• The request:
Set down all of the data that follows word for word, without the images.
________________________________________
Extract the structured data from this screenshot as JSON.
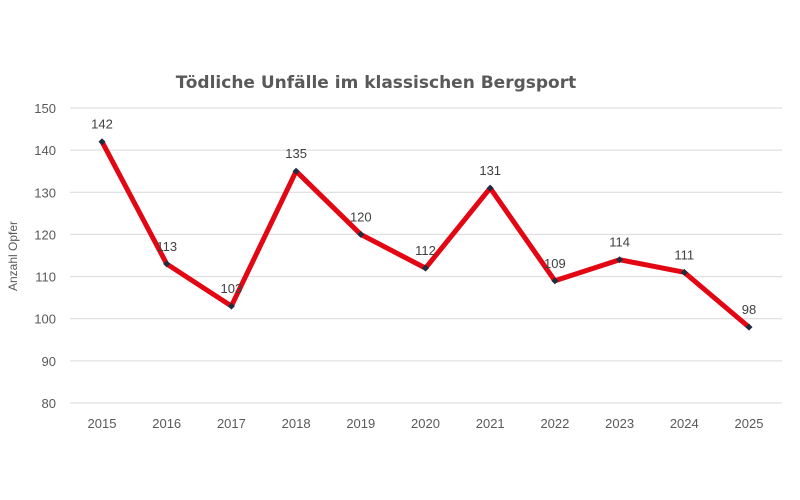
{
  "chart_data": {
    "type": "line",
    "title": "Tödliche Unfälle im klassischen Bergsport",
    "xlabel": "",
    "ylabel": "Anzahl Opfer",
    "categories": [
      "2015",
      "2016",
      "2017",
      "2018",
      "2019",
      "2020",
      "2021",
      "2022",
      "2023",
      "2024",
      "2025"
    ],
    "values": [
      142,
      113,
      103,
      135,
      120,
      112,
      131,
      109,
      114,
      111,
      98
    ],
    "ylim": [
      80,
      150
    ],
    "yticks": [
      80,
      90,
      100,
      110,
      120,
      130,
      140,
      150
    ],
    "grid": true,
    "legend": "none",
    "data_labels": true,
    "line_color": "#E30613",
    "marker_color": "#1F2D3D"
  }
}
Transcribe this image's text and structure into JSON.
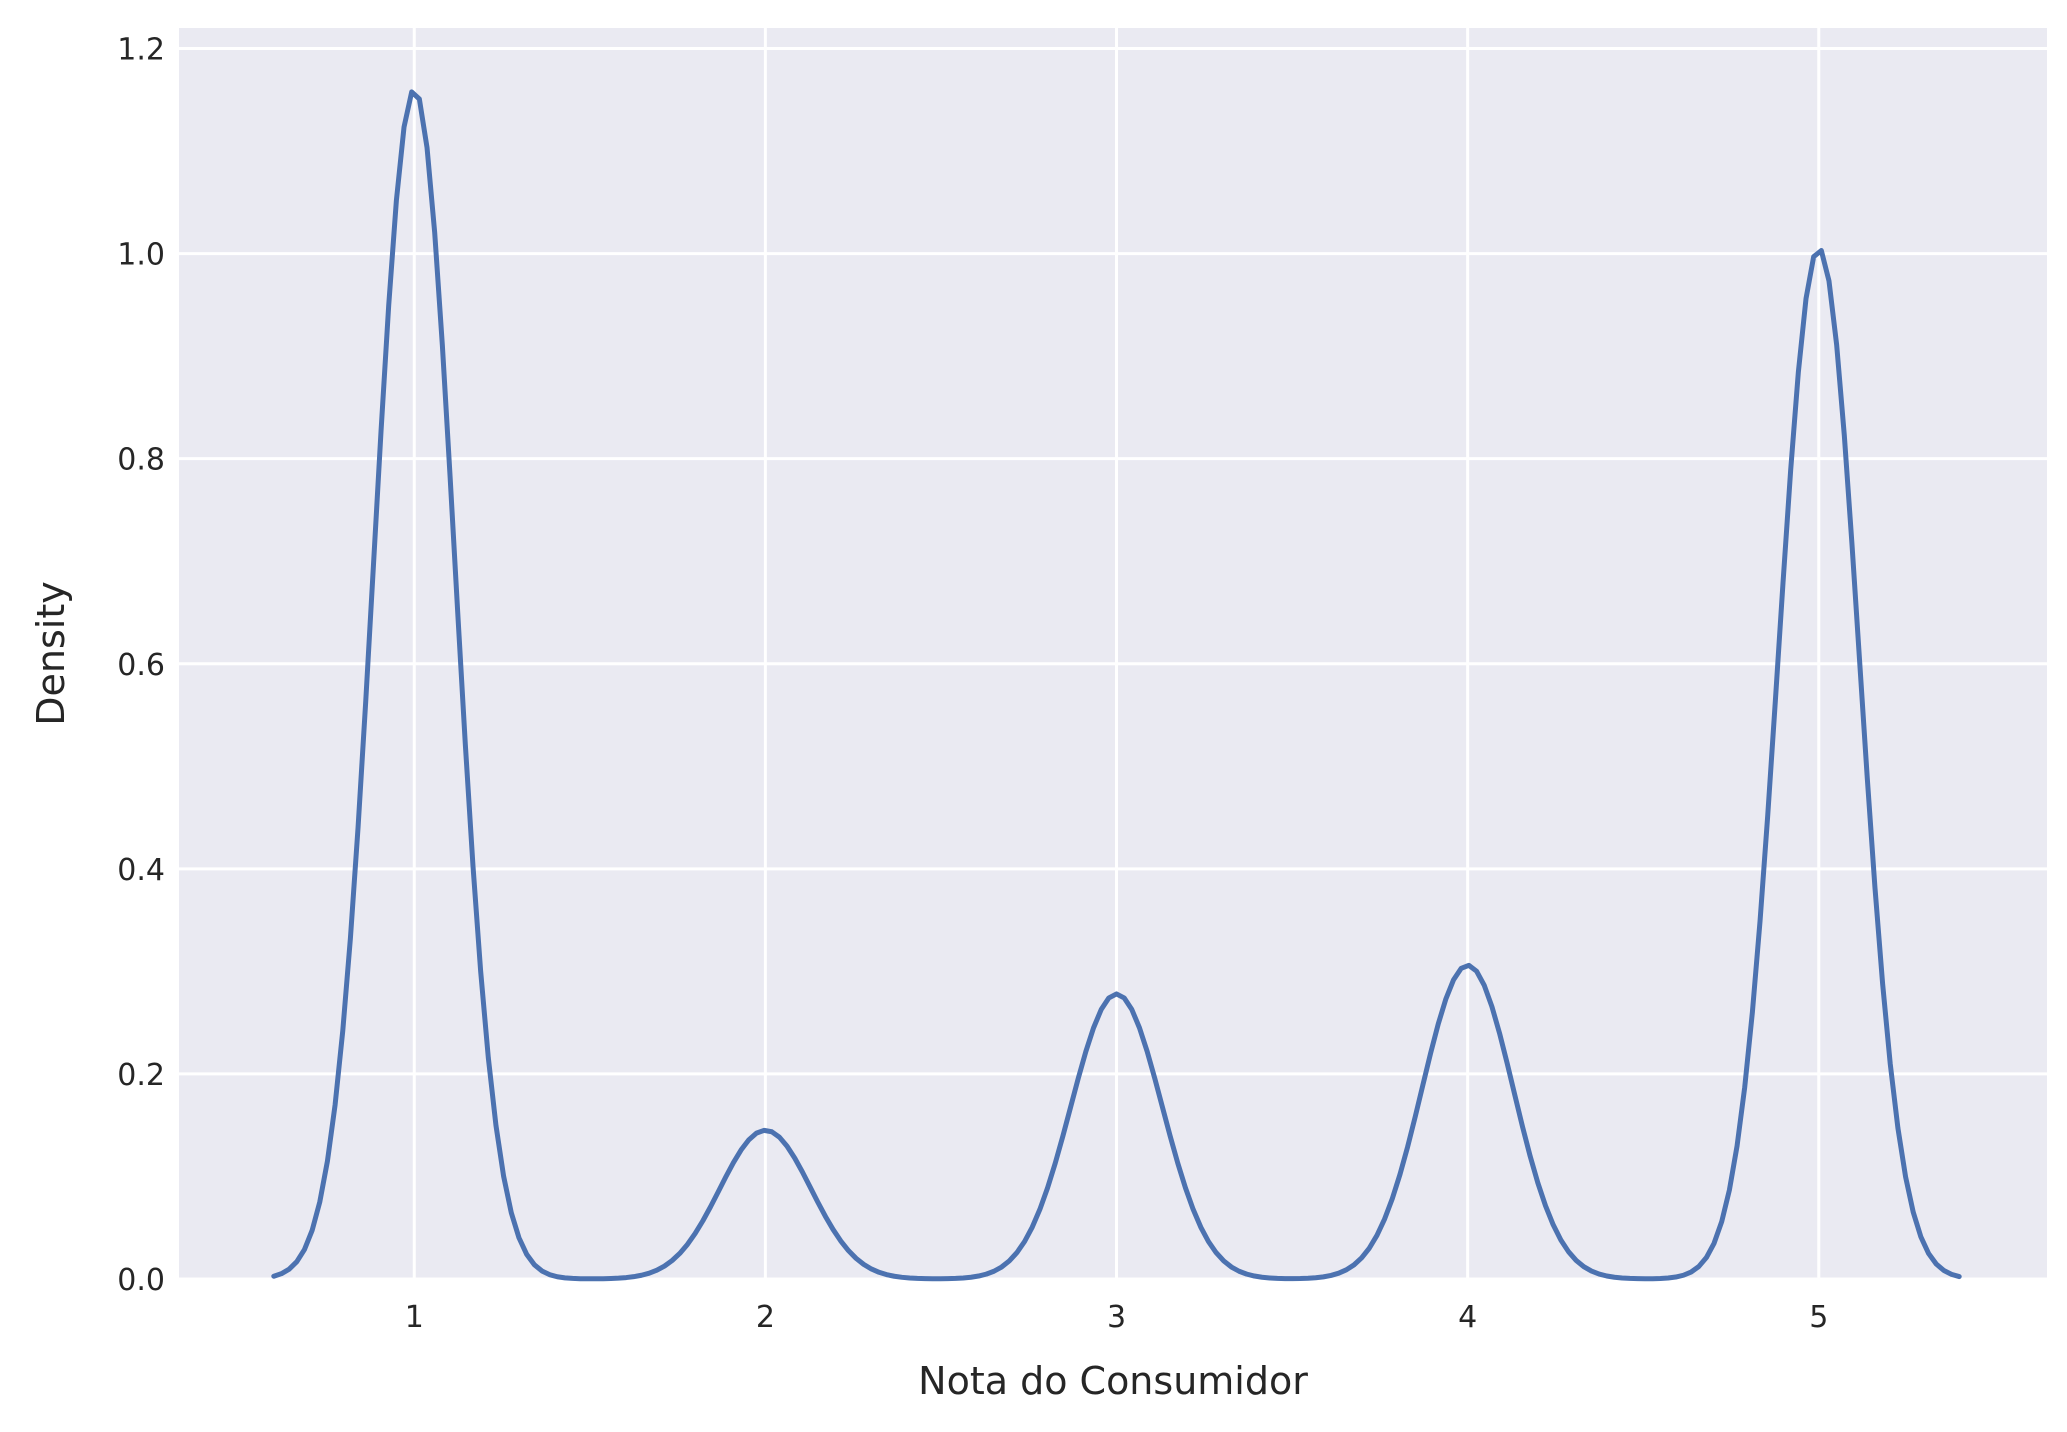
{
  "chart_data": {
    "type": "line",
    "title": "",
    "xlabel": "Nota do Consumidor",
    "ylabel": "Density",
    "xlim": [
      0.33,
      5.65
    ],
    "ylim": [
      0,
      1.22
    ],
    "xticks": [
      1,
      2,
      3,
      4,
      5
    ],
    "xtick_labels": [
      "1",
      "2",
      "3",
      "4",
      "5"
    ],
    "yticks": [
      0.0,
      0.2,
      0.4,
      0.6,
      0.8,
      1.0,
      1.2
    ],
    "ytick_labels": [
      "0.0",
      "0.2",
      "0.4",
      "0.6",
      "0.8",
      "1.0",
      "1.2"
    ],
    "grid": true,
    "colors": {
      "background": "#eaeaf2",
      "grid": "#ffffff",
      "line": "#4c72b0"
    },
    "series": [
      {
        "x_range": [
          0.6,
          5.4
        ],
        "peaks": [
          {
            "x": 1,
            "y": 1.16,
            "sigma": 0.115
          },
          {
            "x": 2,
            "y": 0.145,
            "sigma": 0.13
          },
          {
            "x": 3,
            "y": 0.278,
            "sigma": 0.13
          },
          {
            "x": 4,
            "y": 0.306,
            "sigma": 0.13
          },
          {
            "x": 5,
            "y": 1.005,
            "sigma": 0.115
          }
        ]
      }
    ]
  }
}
________________________________________
• The completed task:
Extract the structured data from this screenshot as JSON.
{
  "chart_data": {
    "type": "line",
    "title": "Tödliche Unfälle im klassischen Bergsport",
    "xlabel": "",
    "ylabel": "Anzahl Opfer",
    "categories": [
      "2015",
      "2016",
      "2017",
      "2018",
      "2019",
      "2020",
      "2021",
      "2022",
      "2023",
      "2024",
      "2025"
    ],
    "values": [
      142,
      113,
      103,
      135,
      120,
      112,
      131,
      109,
      114,
      111,
      98
    ],
    "ylim": [
      80,
      150
    ],
    "yticks": [
      80,
      90,
      100,
      110,
      120,
      130,
      140,
      150
    ],
    "grid": true,
    "legend": "none",
    "data_labels": true,
    "line_color": "#E30613",
    "marker_color": "#1F2D3D"
  }
}
Transcribe this image's text and structure into JSON.
{
  "chart_data": {
    "type": "line",
    "title": "",
    "xlabel": "Nota do Consumidor",
    "ylabel": "Density",
    "xlim": [
      0.33,
      5.65
    ],
    "ylim": [
      0,
      1.22
    ],
    "xticks": [
      1,
      2,
      3,
      4,
      5
    ],
    "xtick_labels": [
      "1",
      "2",
      "3",
      "4",
      "5"
    ],
    "yticks": [
      0.0,
      0.2,
      0.4,
      0.6,
      0.8,
      1.0,
      1.2
    ],
    "ytick_labels": [
      "0.0",
      "0.2",
      "0.4",
      "0.6",
      "0.8",
      "1.0",
      "1.2"
    ],
    "grid": true,
    "colors": {
      "background": "#eaeaf2",
      "grid": "#ffffff",
      "line": "#4c72b0"
    },
    "series": [
      {
        "x_range": [
          0.6,
          5.4
        ],
        "peaks": [
          {
            "x": 1,
            "y": 1.16,
            "sigma": 0.115
          },
          {
            "x": 2,
            "y": 0.145,
            "sigma": 0.13
          },
          {
            "x": 3,
            "y": 0.278,
            "sigma": 0.13
          },
          {
            "x": 4,
            "y": 0.306,
            "sigma": 0.13
          },
          {
            "x": 5,
            "y": 1.005,
            "sigma": 0.115
          }
        ]
      }
    ]
  }
}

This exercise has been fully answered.